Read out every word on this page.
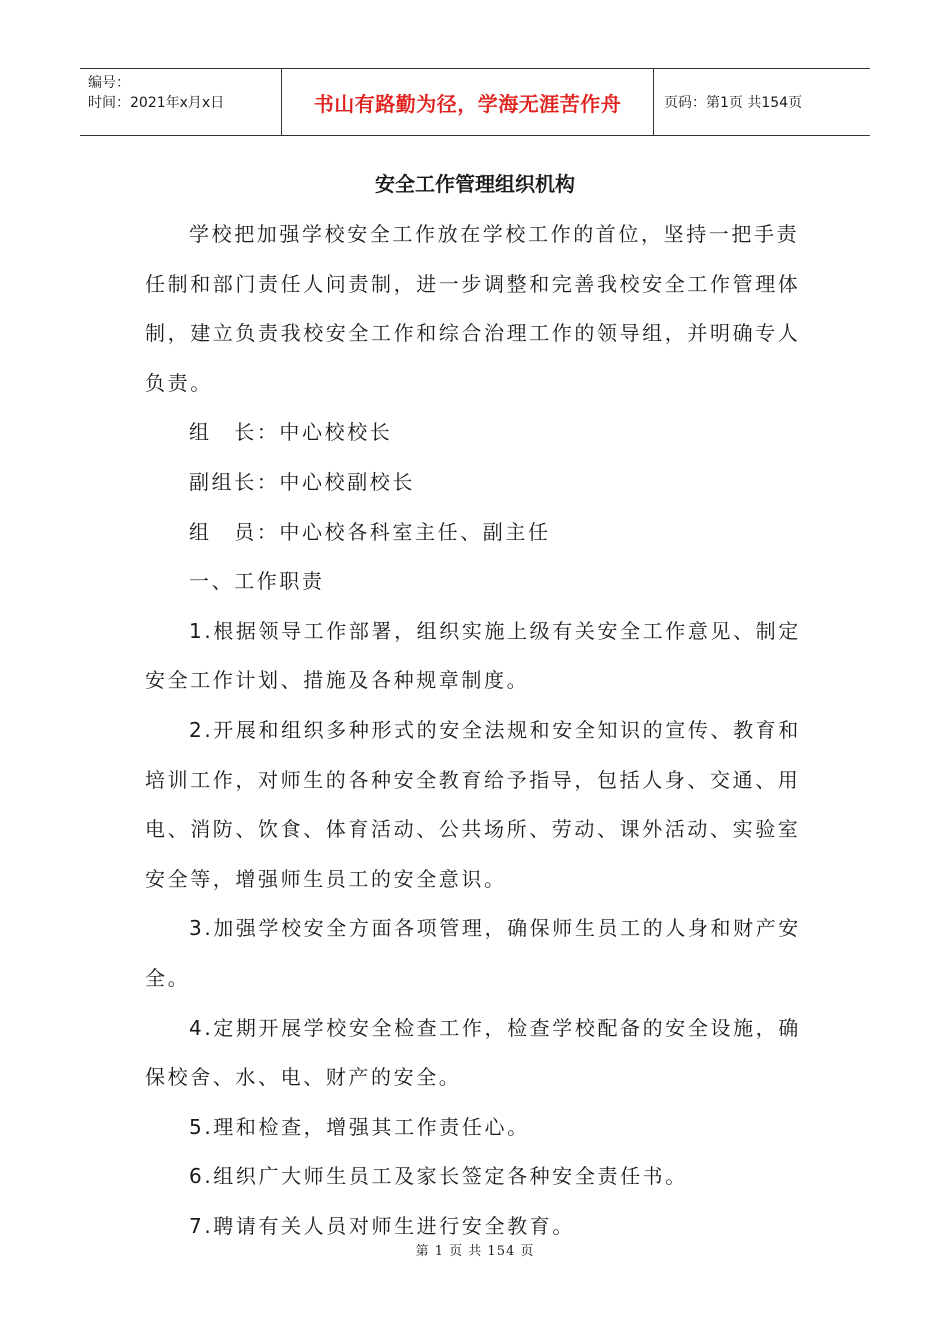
编号：
时间：2021年x月x日	书山有路勤为径，学海无涯苦作舟	页码：第1页 共154页
安全工作管理组织机构

学校把加强学校安全工作放在学校工作的首位，坚持一把手责任制和部门责任人问责制，进一步调整和完善我校安全工作管理体制，建立负责我校安全工作和综合治理工作的领导组，并明确专人负责。

组　长：中心校校长

副组长：中心校副校长

组　员：中心校各科室主任、副主任

一、工作职责

1.根据领导工作部署，组织实施上级有关安全工作意见、制定安全工作计划、措施及各种规章制度。

2.开展和组织多种形式的安全法规和安全知识的宣传、教育和培训工作，对师生的各种安全教育给予指导，包括人身、交通、用电、消防、饮食、体育活动、公共场所、劳动、课外活动、实验室安全等，增强师生员工的安全意识。

3.加强学校安全方面各项管理，确保师生员工的人身和财产安全。

4.定期开展学校安全检查工作，检查学校配备的安全设施，确保校舍、水、电、财产的安全。

5.理和检查，增强其工作责任心。

6.组织广大师生员工及家长签定各种安全责任书。

7.聘请有关人员对师生进行安全教育。

第 1 页 共 154 页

# # # # # # #

Your task
Omit the pictures, and quote the material above exactly as given.

Completed exercise
Read out every word on this page.
编号：
时间：2021年x月x日	书山有路勤为径，学海无涯苦作舟	页码：第1页 共154页
安全工作管理组织机构

学校把加强学校安全工作放在学校工作的首位，坚持一把手责任制和部门责任人问责制，进一步调整和完善我校安全工作管理体制，建立负责我校安全工作和综合治理工作的领导组，并明确专人负责。

组　长：中心校校长

副组长：中心校副校长

组　员：中心校各科室主任、副主任

一、工作职责

1.根据领导工作部署，组织实施上级有关安全工作意见、制定安全工作计划、措施及各种规章制度。

2.开展和组织多种形式的安全法规和安全知识的宣传、教育和培训工作，对师生的各种安全教育给予指导，包括人身、交通、用电、消防、饮食、体育活动、公共场所、劳动、课外活动、实验室安全等，增强师生员工的安全意识。

3.加强学校安全方面各项管理，确保师生员工的人身和财产安全。

4.定期开展学校安全检查工作，检查学校配备的安全设施，确保校舍、水、电、财产的安全。

5.理和检查，增强其工作责任心。

6.组织广大师生员工及家长签定各种安全责任书。

7.聘请有关人员对师生进行安全教育。

第 1 页 共 154 页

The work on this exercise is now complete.